Provide a single number: the count of lines containing the string "folder".

Stored data
## Start

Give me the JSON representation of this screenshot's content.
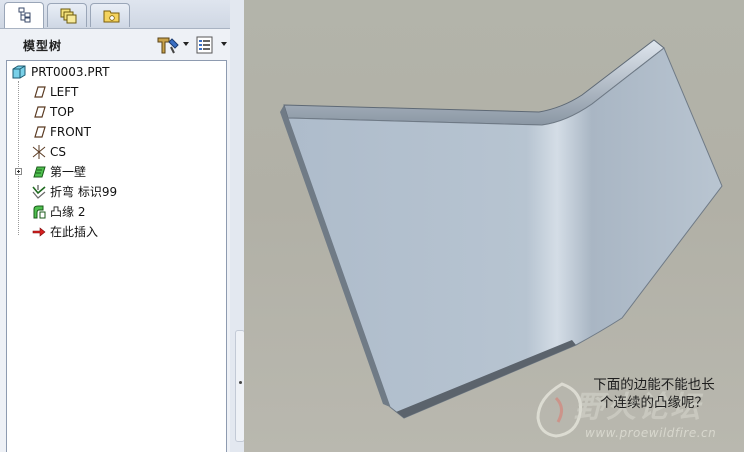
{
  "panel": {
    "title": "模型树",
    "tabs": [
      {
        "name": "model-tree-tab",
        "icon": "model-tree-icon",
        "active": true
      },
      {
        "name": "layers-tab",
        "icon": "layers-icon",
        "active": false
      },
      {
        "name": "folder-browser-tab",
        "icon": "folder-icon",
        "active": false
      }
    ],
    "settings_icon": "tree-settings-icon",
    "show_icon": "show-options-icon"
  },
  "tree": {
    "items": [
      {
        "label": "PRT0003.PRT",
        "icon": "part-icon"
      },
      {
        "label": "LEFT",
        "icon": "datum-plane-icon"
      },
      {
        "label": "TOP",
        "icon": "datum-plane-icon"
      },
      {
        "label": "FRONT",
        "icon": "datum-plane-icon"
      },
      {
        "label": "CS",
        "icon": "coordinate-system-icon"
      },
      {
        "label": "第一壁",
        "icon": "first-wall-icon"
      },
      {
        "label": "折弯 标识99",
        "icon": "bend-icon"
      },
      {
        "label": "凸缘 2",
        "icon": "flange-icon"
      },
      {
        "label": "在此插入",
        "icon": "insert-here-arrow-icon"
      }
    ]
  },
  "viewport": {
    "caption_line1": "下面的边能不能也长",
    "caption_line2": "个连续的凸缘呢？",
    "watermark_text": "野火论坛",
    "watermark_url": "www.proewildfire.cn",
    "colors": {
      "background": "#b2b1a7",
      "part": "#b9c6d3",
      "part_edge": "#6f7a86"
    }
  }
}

## End

• FINISHED TASK
2